Stored entries
_ _ _ _ _ _ _

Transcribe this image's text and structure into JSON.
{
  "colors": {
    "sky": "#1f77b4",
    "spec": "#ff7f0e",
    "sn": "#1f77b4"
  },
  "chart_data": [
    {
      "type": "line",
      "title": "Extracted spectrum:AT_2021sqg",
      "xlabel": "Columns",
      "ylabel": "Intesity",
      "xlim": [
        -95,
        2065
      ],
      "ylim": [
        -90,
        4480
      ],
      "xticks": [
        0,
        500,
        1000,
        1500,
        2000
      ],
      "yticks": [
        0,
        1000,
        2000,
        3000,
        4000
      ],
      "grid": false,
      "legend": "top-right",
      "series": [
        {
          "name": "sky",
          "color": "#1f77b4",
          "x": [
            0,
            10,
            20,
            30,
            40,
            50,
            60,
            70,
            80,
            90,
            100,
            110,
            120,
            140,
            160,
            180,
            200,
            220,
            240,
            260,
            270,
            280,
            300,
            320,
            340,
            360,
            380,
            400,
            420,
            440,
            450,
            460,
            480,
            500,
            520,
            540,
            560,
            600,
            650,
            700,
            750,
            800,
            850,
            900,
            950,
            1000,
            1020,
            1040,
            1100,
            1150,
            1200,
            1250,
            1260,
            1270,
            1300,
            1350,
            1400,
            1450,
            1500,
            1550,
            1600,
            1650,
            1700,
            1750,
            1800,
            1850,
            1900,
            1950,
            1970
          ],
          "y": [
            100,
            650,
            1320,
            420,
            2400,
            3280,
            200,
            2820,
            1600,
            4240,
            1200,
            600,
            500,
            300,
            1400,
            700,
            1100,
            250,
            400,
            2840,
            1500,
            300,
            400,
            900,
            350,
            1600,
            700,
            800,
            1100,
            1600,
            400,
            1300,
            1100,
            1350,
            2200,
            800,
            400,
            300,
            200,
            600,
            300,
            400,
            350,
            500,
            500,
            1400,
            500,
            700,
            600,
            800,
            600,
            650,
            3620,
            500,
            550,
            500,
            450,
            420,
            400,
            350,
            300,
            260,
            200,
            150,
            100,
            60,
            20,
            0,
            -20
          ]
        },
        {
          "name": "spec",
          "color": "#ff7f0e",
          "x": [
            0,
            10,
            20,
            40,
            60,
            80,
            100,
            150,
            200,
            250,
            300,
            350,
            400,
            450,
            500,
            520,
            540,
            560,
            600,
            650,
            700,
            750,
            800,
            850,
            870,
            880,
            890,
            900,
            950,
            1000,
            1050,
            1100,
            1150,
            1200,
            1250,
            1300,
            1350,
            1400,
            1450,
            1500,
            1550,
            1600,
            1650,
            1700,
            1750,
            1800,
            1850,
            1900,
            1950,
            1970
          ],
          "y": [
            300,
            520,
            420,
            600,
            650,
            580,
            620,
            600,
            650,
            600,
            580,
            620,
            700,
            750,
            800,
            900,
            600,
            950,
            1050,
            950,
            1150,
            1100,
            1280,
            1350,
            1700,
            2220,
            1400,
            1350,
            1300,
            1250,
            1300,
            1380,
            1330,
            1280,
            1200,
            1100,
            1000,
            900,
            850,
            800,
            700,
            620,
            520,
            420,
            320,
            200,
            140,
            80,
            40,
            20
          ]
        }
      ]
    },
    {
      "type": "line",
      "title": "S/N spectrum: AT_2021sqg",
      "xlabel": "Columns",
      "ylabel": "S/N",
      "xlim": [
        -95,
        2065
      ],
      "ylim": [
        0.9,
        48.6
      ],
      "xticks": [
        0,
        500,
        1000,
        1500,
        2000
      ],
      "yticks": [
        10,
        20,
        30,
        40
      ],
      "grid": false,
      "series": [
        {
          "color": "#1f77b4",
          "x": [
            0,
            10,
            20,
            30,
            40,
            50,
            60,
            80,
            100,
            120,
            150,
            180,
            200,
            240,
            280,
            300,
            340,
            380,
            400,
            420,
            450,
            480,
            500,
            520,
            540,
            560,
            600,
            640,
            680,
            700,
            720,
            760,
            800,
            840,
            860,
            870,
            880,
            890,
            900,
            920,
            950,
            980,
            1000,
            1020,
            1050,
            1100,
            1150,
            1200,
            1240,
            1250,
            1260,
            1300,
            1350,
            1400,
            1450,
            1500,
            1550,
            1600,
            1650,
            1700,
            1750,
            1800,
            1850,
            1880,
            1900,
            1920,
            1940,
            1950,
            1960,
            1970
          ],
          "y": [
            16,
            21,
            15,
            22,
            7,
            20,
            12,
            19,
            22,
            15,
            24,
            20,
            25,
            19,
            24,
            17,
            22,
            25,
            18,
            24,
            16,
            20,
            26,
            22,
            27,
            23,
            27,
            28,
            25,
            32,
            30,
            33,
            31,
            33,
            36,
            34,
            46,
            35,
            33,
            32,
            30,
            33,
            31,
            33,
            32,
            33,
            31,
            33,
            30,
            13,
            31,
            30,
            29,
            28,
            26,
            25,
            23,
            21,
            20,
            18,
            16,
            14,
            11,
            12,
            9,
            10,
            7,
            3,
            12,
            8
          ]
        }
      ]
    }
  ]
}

_ _ _ _ _ _ _

**Task requirements**
Write out the full listing, keeping every line exactly as it is.

**Exercise answer**
Transcribe this image's text and structure into JSON.
{
  "colors": {
    "sky": "#1f77b4",
    "spec": "#ff7f0e",
    "sn": "#1f77b4"
  },
  "chart_data": [
    {
      "type": "line",
      "title": "Extracted spectrum:AT_2021sqg",
      "xlabel": "Columns",
      "ylabel": "Intesity",
      "xlim": [
        -95,
        2065
      ],
      "ylim": [
        -90,
        4480
      ],
      "xticks": [
        0,
        500,
        1000,
        1500,
        2000
      ],
      "yticks": [
        0,
        1000,
        2000,
        3000,
        4000
      ],
      "grid": false,
      "legend": "top-right",
      "series": [
        {
          "name": "sky",
          "color": "#1f77b4",
          "x": [
            0,
            10,
            20,
            30,
            40,
            50,
            60,
            70,
            80,
            90,
            100,
            110,
            120,
            140,
            160,
            180,
            200,
            220,
            240,
            260,
            270,
            280,
            300,
            320,
            340,
            360,
            380,
            400,
            420,
            440,
            450,
            460,
            480,
            500,
            520,
            540,
            560,
            600,
            650,
            700,
            750,
            800,
            850,
            900,
            950,
            1000,
            1020,
            1040,
            1100,
            1150,
            1200,
            1250,
            1260,
            1270,
            1300,
            1350,
            1400,
            1450,
            1500,
            1550,
            1600,
            1650,
            1700,
            1750,
            1800,
            1850,
            1900,
            1950,
            1970
          ],
          "y": [
            100,
            650,
            1320,
            420,
            2400,
            3280,
            200,
            2820,
            1600,
            4240,
            1200,
            600,
            500,
            300,
            1400,
            700,
            1100,
            250,
            400,
            2840,
            1500,
            300,
            400,
            900,
            350,
            1600,
            700,
            800,
            1100,
            1600,
            400,
            1300,
            1100,
            1350,
            2200,
            800,
            400,
            300,
            200,
            600,
            300,
            400,
            350,
            500,
            500,
            1400,
            500,
            700,
            600,
            800,
            600,
            650,
            3620,
            500,
            550,
            500,
            450,
            420,
            400,
            350,
            300,
            260,
            200,
            150,
            100,
            60,
            20,
            0,
            -20
          ]
        },
        {
          "name": "spec",
          "color": "#ff7f0e",
          "x": [
            0,
            10,
            20,
            40,
            60,
            80,
            100,
            150,
            200,
            250,
            300,
            350,
            400,
            450,
            500,
            520,
            540,
            560,
            600,
            650,
            700,
            750,
            800,
            850,
            870,
            880,
            890,
            900,
            950,
            1000,
            1050,
            1100,
            1150,
            1200,
            1250,
            1300,
            1350,
            1400,
            1450,
            1500,
            1550,
            1600,
            1650,
            1700,
            1750,
            1800,
            1850,
            1900,
            1950,
            1970
          ],
          "y": [
            300,
            520,
            420,
            600,
            650,
            580,
            620,
            600,
            650,
            600,
            580,
            620,
            700,
            750,
            800,
            900,
            600,
            950,
            1050,
            950,
            1150,
            1100,
            1280,
            1350,
            1700,
            2220,
            1400,
            1350,
            1300,
            1250,
            1300,
            1380,
            1330,
            1280,
            1200,
            1100,
            1000,
            900,
            850,
            800,
            700,
            620,
            520,
            420,
            320,
            200,
            140,
            80,
            40,
            20
          ]
        }
      ]
    },
    {
      "type": "line",
      "title": "S/N spectrum: AT_2021sqg",
      "xlabel": "Columns",
      "ylabel": "S/N",
      "xlim": [
        -95,
        2065
      ],
      "ylim": [
        0.9,
        48.6
      ],
      "xticks": [
        0,
        500,
        1000,
        1500,
        2000
      ],
      "yticks": [
        10,
        20,
        30,
        40
      ],
      "grid": false,
      "series": [
        {
          "color": "#1f77b4",
          "x": [
            0,
            10,
            20,
            30,
            40,
            50,
            60,
            80,
            100,
            120,
            150,
            180,
            200,
            240,
            280,
            300,
            340,
            380,
            400,
            420,
            450,
            480,
            500,
            520,
            540,
            560,
            600,
            640,
            680,
            700,
            720,
            760,
            800,
            840,
            860,
            870,
            880,
            890,
            900,
            920,
            950,
            980,
            1000,
            1020,
            1050,
            1100,
            1150,
            1200,
            1240,
            1250,
            1260,
            1300,
            1350,
            1400,
            1450,
            1500,
            1550,
            1600,
            1650,
            1700,
            1750,
            1800,
            1850,
            1880,
            1900,
            1920,
            1940,
            1950,
            1960,
            1970
          ],
          "y": [
            16,
            21,
            15,
            22,
            7,
            20,
            12,
            19,
            22,
            15,
            24,
            20,
            25,
            19,
            24,
            17,
            22,
            25,
            18,
            24,
            16,
            20,
            26,
            22,
            27,
            23,
            27,
            28,
            25,
            32,
            30,
            33,
            31,
            33,
            36,
            34,
            46,
            35,
            33,
            32,
            30,
            33,
            31,
            33,
            32,
            33,
            31,
            33,
            30,
            13,
            31,
            30,
            29,
            28,
            26,
            25,
            23,
            21,
            20,
            18,
            16,
            14,
            11,
            12,
            9,
            10,
            7,
            3,
            12,
            8
          ]
        }
      ]
    }
  ]
}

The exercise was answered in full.